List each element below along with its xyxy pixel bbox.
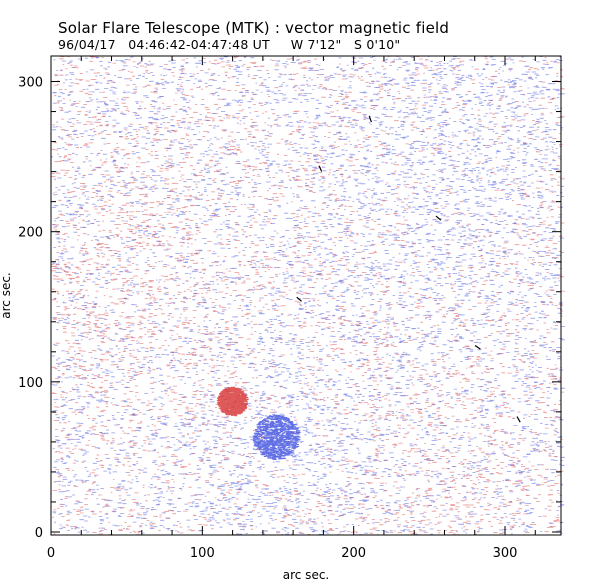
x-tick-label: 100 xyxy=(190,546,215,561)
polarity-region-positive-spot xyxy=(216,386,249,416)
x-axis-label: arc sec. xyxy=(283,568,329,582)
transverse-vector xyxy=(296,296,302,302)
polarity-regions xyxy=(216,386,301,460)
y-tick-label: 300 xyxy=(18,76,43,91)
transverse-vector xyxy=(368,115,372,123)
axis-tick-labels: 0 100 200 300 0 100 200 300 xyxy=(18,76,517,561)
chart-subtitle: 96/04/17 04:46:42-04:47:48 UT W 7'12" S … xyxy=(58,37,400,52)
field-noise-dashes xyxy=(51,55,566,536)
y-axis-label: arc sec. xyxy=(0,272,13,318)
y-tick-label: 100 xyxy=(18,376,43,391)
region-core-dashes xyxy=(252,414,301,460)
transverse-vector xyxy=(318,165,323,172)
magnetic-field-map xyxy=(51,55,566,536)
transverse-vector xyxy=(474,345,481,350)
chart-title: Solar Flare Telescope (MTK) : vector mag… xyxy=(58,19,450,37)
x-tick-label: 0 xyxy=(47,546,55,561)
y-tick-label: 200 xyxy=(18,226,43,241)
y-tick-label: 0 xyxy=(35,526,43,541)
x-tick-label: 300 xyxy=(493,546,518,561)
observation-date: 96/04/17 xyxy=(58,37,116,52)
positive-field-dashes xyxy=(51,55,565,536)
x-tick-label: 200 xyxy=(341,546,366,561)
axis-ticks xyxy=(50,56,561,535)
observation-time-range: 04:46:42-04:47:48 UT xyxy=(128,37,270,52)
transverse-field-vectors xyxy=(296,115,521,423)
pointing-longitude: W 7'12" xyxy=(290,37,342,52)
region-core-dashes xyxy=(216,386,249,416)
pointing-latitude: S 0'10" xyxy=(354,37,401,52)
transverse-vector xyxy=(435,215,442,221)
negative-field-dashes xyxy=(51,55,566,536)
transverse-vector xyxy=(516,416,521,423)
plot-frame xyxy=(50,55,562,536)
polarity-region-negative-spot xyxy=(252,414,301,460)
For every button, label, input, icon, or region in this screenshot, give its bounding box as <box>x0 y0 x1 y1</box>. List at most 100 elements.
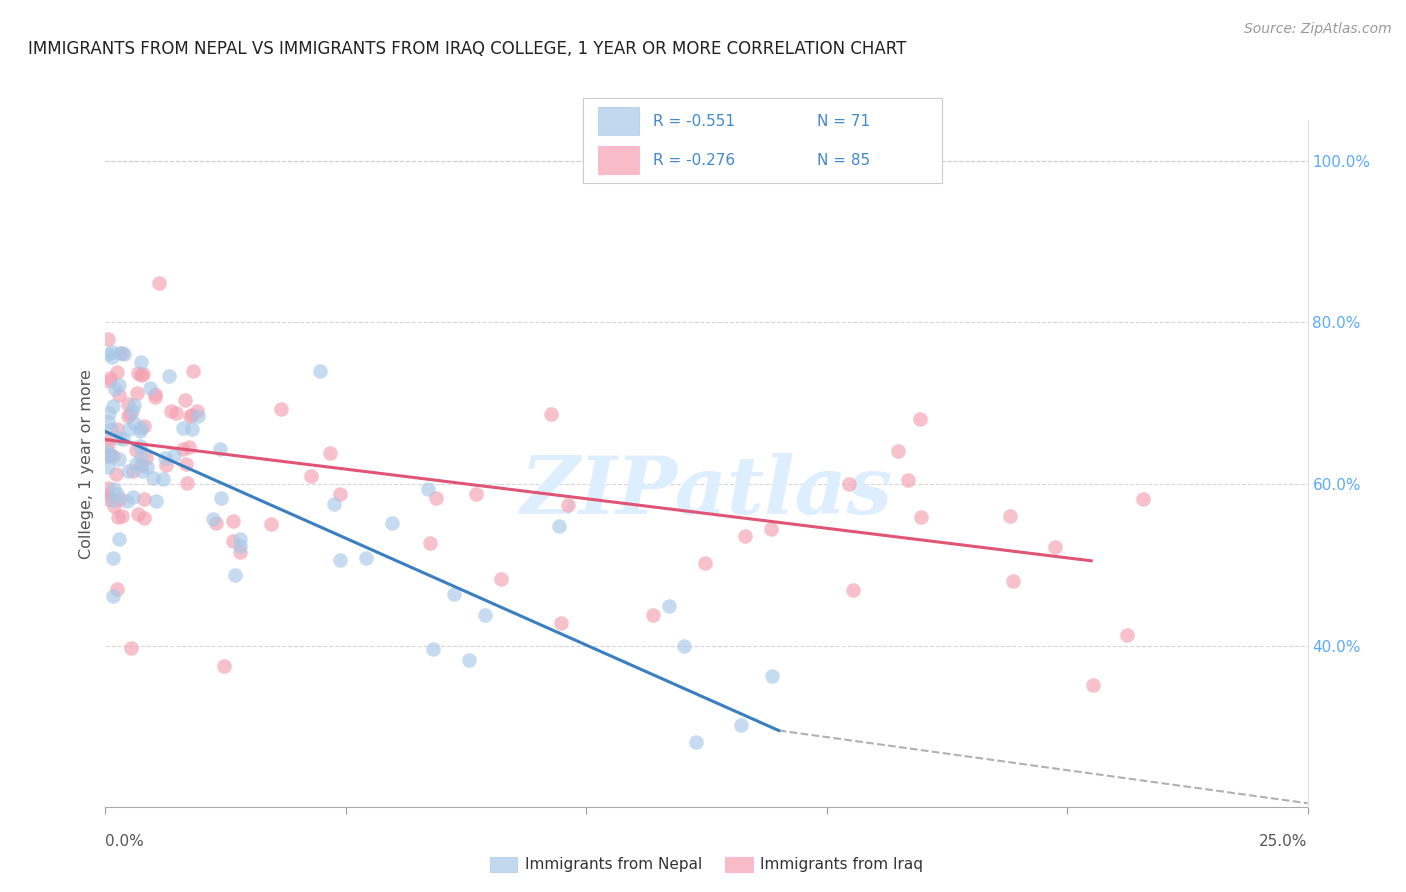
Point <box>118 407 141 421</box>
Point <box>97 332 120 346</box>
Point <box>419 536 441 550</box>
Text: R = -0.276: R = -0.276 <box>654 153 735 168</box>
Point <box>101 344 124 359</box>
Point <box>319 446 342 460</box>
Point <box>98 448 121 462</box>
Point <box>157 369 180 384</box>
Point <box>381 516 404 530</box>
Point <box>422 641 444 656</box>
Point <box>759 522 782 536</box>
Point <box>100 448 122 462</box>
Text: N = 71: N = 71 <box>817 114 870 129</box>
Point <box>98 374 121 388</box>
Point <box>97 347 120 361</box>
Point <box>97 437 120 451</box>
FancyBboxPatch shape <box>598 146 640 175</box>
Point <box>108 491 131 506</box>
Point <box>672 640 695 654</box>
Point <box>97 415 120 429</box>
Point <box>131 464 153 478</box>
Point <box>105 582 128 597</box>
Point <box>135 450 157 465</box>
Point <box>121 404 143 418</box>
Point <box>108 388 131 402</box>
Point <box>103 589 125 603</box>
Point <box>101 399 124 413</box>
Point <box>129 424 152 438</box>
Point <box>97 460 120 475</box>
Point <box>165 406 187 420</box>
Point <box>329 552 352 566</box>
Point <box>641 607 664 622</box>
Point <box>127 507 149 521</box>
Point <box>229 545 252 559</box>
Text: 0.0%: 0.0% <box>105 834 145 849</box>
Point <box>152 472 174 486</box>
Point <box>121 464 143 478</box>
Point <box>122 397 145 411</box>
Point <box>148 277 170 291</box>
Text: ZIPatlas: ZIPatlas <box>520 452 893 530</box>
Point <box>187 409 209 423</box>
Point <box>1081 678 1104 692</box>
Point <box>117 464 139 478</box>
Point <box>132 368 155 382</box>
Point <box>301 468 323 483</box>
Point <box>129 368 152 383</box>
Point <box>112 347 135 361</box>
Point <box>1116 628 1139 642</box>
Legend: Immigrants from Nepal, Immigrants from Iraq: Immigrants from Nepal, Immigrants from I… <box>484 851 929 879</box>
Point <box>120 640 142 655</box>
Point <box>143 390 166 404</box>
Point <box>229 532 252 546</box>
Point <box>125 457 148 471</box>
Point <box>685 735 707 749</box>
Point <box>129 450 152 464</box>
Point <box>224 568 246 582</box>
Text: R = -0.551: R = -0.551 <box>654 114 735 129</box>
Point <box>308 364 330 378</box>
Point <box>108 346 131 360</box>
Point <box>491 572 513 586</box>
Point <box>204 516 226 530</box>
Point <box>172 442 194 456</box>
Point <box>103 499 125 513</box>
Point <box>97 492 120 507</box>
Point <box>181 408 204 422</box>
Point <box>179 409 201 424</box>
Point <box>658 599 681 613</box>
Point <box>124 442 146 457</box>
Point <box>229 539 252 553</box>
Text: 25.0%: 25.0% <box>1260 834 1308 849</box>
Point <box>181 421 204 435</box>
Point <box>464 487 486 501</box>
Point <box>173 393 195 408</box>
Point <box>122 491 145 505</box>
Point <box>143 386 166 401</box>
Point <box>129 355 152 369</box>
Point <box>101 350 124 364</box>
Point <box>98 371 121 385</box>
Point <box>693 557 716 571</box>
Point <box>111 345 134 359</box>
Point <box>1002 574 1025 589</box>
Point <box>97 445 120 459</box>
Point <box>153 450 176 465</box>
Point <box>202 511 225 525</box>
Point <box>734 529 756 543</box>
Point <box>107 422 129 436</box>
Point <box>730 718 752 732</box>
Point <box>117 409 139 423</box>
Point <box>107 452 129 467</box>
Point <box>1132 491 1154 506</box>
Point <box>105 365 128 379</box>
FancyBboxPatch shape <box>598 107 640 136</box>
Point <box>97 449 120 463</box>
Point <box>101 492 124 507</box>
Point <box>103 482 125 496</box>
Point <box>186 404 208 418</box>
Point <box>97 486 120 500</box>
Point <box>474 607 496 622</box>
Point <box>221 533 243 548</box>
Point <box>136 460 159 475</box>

## Exercise aim
Copy every line of the listing above verbatim, from start to finish, and omit the pictures.

## Final result
List each element below along with its xyxy pixel bbox.
x-tick-label: 100 xyxy=(190,546,215,561)
polarity-region-positive-spot xyxy=(216,386,249,416)
x-axis-label: arc sec. xyxy=(283,568,329,582)
transverse-vector xyxy=(296,296,302,302)
polarity-regions xyxy=(216,386,301,460)
y-tick-label: 300 xyxy=(18,76,43,91)
transverse-vector xyxy=(368,115,372,123)
axis-tick-labels: 0 100 200 300 0 100 200 300 xyxy=(18,76,517,561)
chart-subtitle: 96/04/17 04:46:42-04:47:48 UT W 7'12" S … xyxy=(58,37,400,52)
field-noise-dashes xyxy=(51,55,566,536)
y-axis-label: arc sec. xyxy=(0,272,13,318)
y-tick-label: 100 xyxy=(18,376,43,391)
region-core-dashes xyxy=(252,414,301,460)
transverse-vector xyxy=(318,165,323,172)
magnetic-field-map xyxy=(51,55,566,536)
transverse-vector xyxy=(474,345,481,350)
chart-title: Solar Flare Telescope (MTK) : vector mag… xyxy=(58,19,450,37)
x-tick-label: 0 xyxy=(47,546,55,561)
y-tick-label: 200 xyxy=(18,226,43,241)
y-tick-label: 0 xyxy=(35,526,43,541)
x-tick-label: 300 xyxy=(493,546,518,561)
observation-date: 96/04/17 xyxy=(58,37,116,52)
positive-field-dashes xyxy=(51,55,565,536)
x-tick-label: 200 xyxy=(341,546,366,561)
axis-ticks xyxy=(50,56,561,535)
observation-time-range: 04:46:42-04:47:48 UT xyxy=(128,37,270,52)
transverse-field-vectors xyxy=(296,115,521,423)
pointing-longitude: W 7'12" xyxy=(290,37,342,52)
region-core-dashes xyxy=(216,386,249,416)
pointing-latitude: S 0'10" xyxy=(354,37,401,52)
transverse-vector xyxy=(435,215,442,221)
negative-field-dashes xyxy=(51,55,566,536)
transverse-vector xyxy=(516,416,521,423)
plot-frame xyxy=(50,55,562,536)
polarity-region-negative-spot xyxy=(252,414,301,460)
For every button, label, input, icon, or region in this screenshot, give its bounding box as <box>x0 y0 x1 y1</box>. List at most 100 elements.
Point <box>118 407 141 421</box>
Point <box>97 332 120 346</box>
Point <box>419 536 441 550</box>
Text: R = -0.276: R = -0.276 <box>654 153 735 168</box>
Point <box>101 344 124 359</box>
Point <box>319 446 342 460</box>
Point <box>98 448 121 462</box>
Point <box>157 369 180 384</box>
Point <box>381 516 404 530</box>
Point <box>422 641 444 656</box>
Point <box>759 522 782 536</box>
Point <box>100 448 122 462</box>
Text: N = 71: N = 71 <box>817 114 870 129</box>
Point <box>98 374 121 388</box>
Point <box>97 347 120 361</box>
Point <box>97 437 120 451</box>
FancyBboxPatch shape <box>598 146 640 175</box>
Point <box>108 491 131 506</box>
Point <box>672 640 695 654</box>
Point <box>97 415 120 429</box>
Point <box>131 464 153 478</box>
Point <box>105 582 128 597</box>
Point <box>135 450 157 465</box>
Point <box>121 404 143 418</box>
Point <box>108 388 131 402</box>
Point <box>103 589 125 603</box>
Point <box>101 399 124 413</box>
Point <box>129 424 152 438</box>
Point <box>97 460 120 475</box>
Point <box>165 406 187 420</box>
Point <box>329 552 352 566</box>
Point <box>641 607 664 622</box>
Point <box>127 507 149 521</box>
Point <box>229 545 252 559</box>
Text: 0.0%: 0.0% <box>105 834 145 849</box>
Point <box>152 472 174 486</box>
Point <box>121 464 143 478</box>
Point <box>122 397 145 411</box>
Point <box>148 277 170 291</box>
Text: ZIPatlas: ZIPatlas <box>520 452 893 530</box>
Point <box>187 409 209 423</box>
Point <box>1081 678 1104 692</box>
Point <box>117 464 139 478</box>
Point <box>132 368 155 382</box>
Point <box>301 468 323 483</box>
Point <box>129 368 152 383</box>
Point <box>112 347 135 361</box>
Point <box>1116 628 1139 642</box>
Legend: Immigrants from Nepal, Immigrants from Iraq: Immigrants from Nepal, Immigrants from I… <box>484 851 929 879</box>
Point <box>120 640 142 655</box>
Point <box>143 390 166 404</box>
Point <box>229 532 252 546</box>
Point <box>125 457 148 471</box>
Point <box>685 735 707 749</box>
Point <box>129 450 152 464</box>
Point <box>224 568 246 582</box>
Text: R = -0.551: R = -0.551 <box>654 114 735 129</box>
Point <box>308 364 330 378</box>
Point <box>108 346 131 360</box>
Point <box>491 572 513 586</box>
Point <box>204 516 226 530</box>
Point <box>172 442 194 456</box>
Point <box>103 499 125 513</box>
Point <box>97 492 120 507</box>
Point <box>181 408 204 422</box>
Point <box>179 409 201 424</box>
Point <box>658 599 681 613</box>
Point <box>124 442 146 457</box>
Point <box>229 539 252 553</box>
Text: 25.0%: 25.0% <box>1260 834 1308 849</box>
Point <box>181 421 204 435</box>
Point <box>464 487 486 501</box>
Point <box>173 393 195 408</box>
Point <box>122 491 145 505</box>
Point <box>143 386 166 401</box>
Point <box>129 355 152 369</box>
Point <box>101 350 124 364</box>
Point <box>98 371 121 385</box>
Point <box>693 557 716 571</box>
Point <box>111 345 134 359</box>
Point <box>1002 574 1025 589</box>
Point <box>97 445 120 459</box>
Point <box>153 450 176 465</box>
Point <box>202 511 225 525</box>
Point <box>734 529 756 543</box>
Point <box>107 422 129 436</box>
Point <box>730 718 752 732</box>
Point <box>117 409 139 423</box>
Point <box>107 452 129 467</box>
Point <box>1132 491 1154 506</box>
Point <box>105 365 128 379</box>
FancyBboxPatch shape <box>598 107 640 136</box>
Point <box>97 449 120 463</box>
Point <box>101 492 124 507</box>
Point <box>103 482 125 496</box>
Point <box>186 404 208 418</box>
Point <box>97 486 120 500</box>
Point <box>474 607 496 622</box>
Point <box>221 533 243 548</box>
Point <box>136 460 159 475</box>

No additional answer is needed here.